• [WHAT THE EXERCISE ASKS]:
Find every line in the records below that holds the word "release" and copy it.

• [MATERIAL PROVIDED]:
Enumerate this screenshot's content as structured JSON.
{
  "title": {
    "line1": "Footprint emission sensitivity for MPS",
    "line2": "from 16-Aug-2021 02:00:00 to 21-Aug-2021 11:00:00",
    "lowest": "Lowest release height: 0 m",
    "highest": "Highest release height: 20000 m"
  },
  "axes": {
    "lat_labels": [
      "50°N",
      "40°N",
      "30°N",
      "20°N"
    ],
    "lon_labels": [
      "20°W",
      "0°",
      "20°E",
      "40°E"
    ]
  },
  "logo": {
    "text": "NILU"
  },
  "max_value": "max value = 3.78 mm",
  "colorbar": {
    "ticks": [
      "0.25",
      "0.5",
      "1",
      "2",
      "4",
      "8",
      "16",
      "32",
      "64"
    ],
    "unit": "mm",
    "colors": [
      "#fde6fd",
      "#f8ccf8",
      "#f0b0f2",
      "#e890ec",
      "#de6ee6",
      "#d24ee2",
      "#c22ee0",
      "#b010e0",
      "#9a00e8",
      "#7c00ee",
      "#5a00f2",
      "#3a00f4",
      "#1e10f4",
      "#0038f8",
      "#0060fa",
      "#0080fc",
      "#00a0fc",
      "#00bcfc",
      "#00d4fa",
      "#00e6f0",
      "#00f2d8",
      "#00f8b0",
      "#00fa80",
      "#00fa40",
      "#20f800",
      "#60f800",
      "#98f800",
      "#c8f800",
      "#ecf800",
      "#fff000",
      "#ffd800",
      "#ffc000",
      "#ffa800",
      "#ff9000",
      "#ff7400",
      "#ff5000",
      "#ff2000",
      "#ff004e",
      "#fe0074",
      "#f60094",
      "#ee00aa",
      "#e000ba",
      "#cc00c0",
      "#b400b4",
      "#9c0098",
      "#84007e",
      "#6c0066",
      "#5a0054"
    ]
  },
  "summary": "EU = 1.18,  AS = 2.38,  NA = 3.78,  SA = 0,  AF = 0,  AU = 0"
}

• [WORKED ANSWER]:
    "lowest": "Lowest release height: 0 m",
    "highest": "Highest release height: 20000 m"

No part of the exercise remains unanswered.